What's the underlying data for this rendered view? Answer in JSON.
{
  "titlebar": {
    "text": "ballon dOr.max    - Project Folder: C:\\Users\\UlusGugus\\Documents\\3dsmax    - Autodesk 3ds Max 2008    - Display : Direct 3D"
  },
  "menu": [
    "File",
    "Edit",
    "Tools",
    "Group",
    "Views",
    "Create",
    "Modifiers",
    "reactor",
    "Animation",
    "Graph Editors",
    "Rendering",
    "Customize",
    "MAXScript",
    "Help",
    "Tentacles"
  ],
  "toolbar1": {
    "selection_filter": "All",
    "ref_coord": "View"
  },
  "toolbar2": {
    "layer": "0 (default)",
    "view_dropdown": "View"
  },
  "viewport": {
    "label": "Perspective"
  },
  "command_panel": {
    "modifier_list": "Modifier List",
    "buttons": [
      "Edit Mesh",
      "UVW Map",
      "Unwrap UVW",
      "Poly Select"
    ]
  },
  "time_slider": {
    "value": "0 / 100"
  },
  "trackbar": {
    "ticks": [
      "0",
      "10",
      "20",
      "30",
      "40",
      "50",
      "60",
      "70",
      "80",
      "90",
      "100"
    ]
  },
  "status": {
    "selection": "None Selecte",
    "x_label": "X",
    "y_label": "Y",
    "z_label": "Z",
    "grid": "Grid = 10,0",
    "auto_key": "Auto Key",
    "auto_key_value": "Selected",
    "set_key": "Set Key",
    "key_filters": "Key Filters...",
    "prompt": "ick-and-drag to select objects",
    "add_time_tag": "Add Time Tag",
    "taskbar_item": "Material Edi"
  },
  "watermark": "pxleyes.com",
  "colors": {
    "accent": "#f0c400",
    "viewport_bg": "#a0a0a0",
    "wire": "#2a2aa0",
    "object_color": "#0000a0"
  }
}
━━━━━━━━━━━━━━━━━━━━
Transcribe each entry exactly.

What's the underlying data for this rendered view? Answer in JSON.
{
  "titlebar": {
    "text": "ballon dOr.max    - Project Folder: C:\\Users\\UlusGugus\\Documents\\3dsmax    - Autodesk 3ds Max 2008    - Display : Direct 3D"
  },
  "menu": [
    "File",
    "Edit",
    "Tools",
    "Group",
    "Views",
    "Create",
    "Modifiers",
    "reactor",
    "Animation",
    "Graph Editors",
    "Rendering",
    "Customize",
    "MAXScript",
    "Help",
    "Tentacles"
  ],
  "toolbar1": {
    "selection_filter": "All",
    "ref_coord": "View"
  },
  "toolbar2": {
    "layer": "0 (default)",
    "view_dropdown": "View"
  },
  "viewport": {
    "label": "Perspective"
  },
  "command_panel": {
    "modifier_list": "Modifier List",
    "buttons": [
      "Edit Mesh",
      "UVW Map",
      "Unwrap UVW",
      "Poly Select"
    ]
  },
  "time_slider": {
    "value": "0 / 100"
  },
  "trackbar": {
    "ticks": [
      "0",
      "10",
      "20",
      "30",
      "40",
      "50",
      "60",
      "70",
      "80",
      "90",
      "100"
    ]
  },
  "status": {
    "selection": "None Selecte",
    "x_label": "X",
    "y_label": "Y",
    "z_label": "Z",
    "grid": "Grid = 10,0",
    "auto_key": "Auto Key",
    "auto_key_value": "Selected",
    "set_key": "Set Key",
    "key_filters": "Key Filters...",
    "prompt": "ick-and-drag to select objects",
    "add_time_tag": "Add Time Tag",
    "taskbar_item": "Material Edi"
  },
  "watermark": "pxleyes.com",
  "colors": {
    "accent": "#f0c400",
    "viewport_bg": "#a0a0a0",
    "wire": "#2a2aa0",
    "object_color": "#0000a0"
  }
}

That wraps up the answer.